**SET TASK:**
Give the count of lines in the data that include the string "name", with no added remarks.

Records from a data collection:
:::

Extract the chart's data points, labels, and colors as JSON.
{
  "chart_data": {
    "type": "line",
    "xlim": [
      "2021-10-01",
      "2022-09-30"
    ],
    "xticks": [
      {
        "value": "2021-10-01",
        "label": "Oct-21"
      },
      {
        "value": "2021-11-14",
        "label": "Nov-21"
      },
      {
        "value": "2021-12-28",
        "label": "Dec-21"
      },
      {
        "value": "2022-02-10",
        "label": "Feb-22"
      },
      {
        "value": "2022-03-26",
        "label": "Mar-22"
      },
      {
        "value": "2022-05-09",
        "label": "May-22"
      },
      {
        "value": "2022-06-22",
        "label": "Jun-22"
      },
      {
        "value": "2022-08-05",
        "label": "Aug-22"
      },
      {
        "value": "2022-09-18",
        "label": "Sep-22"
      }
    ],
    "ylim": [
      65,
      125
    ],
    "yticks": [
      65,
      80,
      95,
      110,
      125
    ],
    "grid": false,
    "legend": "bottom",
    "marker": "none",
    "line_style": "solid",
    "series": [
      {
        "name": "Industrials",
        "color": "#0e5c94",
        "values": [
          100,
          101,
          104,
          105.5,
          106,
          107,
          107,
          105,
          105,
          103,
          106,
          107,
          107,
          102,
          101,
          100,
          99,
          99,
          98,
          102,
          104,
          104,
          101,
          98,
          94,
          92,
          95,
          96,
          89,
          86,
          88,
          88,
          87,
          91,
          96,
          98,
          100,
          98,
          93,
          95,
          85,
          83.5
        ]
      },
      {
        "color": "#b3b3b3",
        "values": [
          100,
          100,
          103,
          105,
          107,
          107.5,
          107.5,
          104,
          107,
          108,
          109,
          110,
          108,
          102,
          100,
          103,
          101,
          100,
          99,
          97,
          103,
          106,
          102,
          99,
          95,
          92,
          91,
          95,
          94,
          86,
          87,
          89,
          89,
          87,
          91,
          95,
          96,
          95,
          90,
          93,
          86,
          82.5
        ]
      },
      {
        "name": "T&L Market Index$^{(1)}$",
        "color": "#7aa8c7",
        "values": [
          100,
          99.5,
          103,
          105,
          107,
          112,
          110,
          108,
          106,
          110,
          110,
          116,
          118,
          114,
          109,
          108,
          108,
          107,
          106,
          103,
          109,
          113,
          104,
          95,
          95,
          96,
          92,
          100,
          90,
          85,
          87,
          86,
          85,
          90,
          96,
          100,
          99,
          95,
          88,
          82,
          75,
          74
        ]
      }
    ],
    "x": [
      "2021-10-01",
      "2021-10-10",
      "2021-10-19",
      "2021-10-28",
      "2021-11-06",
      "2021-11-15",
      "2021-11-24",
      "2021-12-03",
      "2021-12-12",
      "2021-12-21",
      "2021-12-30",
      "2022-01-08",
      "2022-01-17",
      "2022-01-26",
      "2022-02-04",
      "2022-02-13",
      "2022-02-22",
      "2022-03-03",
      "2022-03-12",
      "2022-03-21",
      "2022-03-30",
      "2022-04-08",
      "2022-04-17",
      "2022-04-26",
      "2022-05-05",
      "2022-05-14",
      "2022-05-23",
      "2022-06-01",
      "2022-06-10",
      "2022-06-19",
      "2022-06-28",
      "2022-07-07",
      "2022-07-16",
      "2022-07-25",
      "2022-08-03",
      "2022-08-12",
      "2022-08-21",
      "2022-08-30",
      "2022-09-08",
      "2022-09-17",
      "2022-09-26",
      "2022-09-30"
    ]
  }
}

:::

**FINAL RESULT:**
2